Return all lines in the material below that contain "France".

GIVEN RECORDS:
[start]

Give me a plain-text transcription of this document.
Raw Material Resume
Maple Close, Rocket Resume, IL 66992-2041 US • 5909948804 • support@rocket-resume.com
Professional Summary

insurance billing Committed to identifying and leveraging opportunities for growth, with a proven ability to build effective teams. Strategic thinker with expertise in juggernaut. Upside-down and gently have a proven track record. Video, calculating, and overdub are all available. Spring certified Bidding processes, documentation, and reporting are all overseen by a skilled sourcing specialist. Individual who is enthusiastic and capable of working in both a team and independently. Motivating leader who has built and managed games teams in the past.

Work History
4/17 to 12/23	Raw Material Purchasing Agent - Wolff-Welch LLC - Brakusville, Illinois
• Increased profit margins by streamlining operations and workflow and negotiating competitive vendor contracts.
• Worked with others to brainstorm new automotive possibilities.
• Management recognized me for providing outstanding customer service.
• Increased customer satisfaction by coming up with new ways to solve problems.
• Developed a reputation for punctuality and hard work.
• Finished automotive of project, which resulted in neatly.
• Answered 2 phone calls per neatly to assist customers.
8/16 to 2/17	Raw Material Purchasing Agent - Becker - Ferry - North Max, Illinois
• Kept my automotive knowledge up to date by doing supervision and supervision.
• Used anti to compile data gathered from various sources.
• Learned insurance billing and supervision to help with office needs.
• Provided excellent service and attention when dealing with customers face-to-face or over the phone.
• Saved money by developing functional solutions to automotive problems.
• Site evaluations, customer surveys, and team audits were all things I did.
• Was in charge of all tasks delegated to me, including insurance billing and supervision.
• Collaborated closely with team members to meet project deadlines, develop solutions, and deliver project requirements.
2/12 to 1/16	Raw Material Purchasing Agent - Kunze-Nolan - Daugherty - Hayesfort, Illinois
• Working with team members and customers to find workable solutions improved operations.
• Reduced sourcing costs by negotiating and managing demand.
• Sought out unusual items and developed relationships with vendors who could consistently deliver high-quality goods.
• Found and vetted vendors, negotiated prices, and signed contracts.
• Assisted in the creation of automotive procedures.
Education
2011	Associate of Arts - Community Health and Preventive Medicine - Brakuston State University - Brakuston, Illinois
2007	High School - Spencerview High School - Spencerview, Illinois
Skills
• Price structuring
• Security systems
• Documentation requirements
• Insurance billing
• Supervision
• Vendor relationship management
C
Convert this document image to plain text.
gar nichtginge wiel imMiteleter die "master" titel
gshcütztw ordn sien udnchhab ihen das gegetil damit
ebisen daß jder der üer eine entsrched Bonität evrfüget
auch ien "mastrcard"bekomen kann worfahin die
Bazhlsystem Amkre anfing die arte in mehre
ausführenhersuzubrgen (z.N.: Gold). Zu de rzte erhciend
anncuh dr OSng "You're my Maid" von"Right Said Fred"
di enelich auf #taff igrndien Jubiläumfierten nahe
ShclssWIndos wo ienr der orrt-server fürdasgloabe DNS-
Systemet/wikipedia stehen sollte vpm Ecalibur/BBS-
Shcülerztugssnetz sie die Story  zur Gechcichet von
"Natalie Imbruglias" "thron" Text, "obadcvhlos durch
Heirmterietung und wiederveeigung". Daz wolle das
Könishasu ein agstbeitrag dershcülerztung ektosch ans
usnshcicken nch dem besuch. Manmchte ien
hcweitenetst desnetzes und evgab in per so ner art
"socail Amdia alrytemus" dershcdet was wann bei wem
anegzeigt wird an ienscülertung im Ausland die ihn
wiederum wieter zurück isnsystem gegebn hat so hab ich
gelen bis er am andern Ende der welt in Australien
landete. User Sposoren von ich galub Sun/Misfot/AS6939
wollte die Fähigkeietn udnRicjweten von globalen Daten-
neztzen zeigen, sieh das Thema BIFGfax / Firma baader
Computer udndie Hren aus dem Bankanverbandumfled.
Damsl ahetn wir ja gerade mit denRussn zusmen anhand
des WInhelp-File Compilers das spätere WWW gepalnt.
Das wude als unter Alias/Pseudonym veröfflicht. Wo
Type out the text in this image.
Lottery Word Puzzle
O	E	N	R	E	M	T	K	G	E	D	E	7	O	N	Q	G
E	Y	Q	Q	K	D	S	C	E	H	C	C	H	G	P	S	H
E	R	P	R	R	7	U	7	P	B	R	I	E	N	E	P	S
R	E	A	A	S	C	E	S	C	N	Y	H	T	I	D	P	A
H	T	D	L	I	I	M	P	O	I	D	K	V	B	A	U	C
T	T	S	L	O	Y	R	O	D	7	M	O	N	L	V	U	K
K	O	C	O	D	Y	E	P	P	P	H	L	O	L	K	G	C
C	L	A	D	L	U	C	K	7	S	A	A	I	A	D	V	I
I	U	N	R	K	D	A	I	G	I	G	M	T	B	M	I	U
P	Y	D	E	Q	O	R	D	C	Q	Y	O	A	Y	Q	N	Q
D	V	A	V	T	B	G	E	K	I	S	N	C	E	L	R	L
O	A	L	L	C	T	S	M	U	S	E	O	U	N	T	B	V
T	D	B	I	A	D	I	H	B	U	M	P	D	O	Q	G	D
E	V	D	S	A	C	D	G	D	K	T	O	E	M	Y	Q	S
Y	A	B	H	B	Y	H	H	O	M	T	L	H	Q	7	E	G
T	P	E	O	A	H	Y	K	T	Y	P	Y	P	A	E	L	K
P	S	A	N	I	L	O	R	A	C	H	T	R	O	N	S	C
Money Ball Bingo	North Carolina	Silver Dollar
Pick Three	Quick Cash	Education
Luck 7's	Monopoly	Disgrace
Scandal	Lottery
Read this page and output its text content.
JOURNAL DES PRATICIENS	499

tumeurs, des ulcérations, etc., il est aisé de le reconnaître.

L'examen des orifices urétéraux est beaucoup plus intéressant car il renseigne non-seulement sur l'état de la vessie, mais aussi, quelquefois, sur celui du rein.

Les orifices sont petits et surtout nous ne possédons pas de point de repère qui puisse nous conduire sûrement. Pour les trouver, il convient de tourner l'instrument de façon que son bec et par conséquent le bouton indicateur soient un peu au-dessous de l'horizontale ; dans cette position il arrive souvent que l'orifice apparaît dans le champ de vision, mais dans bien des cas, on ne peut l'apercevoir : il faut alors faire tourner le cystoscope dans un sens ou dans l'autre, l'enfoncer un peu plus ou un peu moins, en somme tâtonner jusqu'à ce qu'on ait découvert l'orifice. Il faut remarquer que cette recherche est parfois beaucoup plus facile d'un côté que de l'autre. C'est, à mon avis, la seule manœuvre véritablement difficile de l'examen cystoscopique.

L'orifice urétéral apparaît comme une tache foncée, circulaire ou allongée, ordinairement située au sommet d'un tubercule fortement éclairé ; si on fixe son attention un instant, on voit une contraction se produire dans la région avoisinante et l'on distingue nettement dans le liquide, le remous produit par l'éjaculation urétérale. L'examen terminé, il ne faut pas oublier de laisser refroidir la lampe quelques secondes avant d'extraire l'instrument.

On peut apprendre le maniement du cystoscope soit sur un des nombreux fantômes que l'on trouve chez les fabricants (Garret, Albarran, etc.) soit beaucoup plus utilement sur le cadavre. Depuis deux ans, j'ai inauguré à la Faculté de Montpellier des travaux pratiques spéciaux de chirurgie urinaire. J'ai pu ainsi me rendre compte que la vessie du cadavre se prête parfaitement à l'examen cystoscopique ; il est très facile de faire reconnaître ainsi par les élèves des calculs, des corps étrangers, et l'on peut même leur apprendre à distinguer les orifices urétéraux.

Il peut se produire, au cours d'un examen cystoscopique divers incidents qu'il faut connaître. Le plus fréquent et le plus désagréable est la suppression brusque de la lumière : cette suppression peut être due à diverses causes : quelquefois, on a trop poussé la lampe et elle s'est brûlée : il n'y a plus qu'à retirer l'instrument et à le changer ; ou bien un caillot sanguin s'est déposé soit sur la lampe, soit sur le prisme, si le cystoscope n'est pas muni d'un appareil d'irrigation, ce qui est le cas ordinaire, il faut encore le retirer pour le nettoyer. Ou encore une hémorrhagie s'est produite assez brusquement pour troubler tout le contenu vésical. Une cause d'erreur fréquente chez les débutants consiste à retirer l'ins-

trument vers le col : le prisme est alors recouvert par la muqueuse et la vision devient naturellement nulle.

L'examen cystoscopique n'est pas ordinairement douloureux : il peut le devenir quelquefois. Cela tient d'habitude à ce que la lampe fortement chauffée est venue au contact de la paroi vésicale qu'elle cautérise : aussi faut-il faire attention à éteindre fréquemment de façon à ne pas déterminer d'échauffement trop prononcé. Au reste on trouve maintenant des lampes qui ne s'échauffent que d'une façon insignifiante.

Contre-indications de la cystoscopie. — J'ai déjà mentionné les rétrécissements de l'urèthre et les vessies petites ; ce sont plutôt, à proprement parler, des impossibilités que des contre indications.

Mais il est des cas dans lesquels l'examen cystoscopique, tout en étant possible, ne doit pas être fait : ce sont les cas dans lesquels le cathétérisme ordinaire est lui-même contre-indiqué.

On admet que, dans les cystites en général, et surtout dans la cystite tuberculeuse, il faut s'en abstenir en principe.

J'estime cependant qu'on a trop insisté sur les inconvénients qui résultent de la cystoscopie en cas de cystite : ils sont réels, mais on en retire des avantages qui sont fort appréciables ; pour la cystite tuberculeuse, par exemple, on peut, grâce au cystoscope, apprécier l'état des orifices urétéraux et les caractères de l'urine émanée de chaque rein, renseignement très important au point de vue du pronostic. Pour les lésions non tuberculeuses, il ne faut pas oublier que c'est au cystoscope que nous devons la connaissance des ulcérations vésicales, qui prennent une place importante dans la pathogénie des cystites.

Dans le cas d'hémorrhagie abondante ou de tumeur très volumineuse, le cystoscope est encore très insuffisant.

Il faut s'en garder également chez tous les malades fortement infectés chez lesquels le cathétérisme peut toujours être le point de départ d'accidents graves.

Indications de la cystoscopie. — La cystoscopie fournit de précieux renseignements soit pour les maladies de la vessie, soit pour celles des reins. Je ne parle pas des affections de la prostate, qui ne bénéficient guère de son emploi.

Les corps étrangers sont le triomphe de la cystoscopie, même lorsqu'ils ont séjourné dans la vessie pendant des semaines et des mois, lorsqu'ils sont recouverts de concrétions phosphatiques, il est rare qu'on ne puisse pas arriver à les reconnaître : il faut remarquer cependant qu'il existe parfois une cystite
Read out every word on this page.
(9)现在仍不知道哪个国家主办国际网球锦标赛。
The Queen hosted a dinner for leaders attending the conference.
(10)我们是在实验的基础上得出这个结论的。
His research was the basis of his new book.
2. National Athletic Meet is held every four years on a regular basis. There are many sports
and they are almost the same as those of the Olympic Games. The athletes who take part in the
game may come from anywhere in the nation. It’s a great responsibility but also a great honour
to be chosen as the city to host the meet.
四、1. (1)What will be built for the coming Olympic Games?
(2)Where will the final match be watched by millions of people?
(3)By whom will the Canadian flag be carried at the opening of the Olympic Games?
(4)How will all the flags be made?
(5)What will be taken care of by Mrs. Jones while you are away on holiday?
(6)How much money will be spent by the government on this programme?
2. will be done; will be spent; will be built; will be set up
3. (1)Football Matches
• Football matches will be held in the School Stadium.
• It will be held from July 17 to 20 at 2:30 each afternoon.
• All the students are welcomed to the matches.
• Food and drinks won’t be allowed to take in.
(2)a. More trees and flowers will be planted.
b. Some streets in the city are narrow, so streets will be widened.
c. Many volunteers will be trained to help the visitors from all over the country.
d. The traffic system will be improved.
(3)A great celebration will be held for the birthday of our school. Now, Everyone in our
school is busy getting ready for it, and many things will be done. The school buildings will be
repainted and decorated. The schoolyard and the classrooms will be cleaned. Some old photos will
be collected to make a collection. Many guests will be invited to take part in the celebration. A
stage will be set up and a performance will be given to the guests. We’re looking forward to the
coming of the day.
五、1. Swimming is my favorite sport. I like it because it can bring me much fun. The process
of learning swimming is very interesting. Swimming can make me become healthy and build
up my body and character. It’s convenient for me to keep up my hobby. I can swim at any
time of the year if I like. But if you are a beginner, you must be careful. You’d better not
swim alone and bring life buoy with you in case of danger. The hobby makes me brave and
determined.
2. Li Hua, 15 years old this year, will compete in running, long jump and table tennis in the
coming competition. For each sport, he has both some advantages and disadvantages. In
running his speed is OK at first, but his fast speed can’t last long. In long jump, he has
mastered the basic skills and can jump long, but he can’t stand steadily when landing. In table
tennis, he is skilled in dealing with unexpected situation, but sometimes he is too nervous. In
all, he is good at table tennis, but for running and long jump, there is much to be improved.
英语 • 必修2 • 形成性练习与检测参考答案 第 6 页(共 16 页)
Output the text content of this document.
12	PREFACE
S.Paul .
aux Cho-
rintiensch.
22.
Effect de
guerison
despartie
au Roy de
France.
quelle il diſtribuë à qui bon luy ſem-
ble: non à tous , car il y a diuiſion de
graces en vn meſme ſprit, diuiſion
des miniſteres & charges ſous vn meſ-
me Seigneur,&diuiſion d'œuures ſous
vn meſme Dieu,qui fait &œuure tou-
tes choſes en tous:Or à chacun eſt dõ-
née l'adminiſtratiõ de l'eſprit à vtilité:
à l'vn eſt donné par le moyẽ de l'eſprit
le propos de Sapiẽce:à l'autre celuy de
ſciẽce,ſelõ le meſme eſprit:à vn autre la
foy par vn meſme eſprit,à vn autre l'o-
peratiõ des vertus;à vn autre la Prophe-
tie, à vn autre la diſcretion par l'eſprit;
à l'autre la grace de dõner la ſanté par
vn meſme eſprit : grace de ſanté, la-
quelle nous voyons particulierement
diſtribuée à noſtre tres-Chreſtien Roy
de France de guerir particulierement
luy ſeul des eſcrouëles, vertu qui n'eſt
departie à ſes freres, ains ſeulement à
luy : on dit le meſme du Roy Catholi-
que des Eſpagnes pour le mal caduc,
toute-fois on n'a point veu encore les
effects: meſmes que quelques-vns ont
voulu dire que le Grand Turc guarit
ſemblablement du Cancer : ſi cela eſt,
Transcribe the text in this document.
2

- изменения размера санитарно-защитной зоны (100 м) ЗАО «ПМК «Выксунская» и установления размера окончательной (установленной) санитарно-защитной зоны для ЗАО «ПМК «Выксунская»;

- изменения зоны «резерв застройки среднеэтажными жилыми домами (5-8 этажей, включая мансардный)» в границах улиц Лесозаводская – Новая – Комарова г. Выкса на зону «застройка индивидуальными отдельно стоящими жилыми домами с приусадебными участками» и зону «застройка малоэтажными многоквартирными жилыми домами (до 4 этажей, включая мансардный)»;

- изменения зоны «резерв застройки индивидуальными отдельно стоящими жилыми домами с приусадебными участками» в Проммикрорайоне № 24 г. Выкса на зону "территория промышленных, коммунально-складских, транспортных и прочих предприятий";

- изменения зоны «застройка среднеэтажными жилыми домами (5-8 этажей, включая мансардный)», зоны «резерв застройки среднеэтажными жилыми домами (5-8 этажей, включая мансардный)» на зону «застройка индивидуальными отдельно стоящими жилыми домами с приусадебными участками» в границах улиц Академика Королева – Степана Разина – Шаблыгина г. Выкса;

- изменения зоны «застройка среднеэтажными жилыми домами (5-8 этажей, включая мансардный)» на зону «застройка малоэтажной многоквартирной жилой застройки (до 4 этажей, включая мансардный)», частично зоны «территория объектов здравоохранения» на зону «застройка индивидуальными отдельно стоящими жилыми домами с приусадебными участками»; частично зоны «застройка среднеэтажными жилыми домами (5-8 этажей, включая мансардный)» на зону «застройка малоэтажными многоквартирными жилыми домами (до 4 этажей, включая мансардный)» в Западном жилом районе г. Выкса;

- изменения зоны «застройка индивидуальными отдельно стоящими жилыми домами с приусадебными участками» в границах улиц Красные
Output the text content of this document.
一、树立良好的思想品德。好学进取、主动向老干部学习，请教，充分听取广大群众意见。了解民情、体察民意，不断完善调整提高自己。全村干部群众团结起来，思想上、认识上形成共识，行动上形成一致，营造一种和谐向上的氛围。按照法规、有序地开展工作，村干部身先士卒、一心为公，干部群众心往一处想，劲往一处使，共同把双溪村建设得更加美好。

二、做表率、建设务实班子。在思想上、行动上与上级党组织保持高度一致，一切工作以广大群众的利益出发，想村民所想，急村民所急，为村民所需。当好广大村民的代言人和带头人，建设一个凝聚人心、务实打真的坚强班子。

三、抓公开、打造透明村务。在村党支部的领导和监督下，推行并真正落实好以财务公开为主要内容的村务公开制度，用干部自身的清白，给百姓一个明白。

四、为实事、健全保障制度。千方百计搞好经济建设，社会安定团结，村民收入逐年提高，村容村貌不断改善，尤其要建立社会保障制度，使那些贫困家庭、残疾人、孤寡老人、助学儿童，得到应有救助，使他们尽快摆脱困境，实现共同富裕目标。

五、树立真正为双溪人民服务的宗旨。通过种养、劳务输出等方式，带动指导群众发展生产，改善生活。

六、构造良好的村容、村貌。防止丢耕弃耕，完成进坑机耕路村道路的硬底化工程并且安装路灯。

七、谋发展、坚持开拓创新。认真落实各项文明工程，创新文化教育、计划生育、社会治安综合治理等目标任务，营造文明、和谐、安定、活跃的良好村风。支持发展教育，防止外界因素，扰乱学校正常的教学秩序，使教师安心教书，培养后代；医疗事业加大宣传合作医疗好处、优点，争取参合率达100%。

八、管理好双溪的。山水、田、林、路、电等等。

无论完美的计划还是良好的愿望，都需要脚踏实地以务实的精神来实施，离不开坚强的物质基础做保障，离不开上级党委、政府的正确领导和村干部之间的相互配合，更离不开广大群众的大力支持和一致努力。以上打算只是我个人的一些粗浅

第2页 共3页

[end]

FULL SOLUTION:
France.
de France de guerir particulierement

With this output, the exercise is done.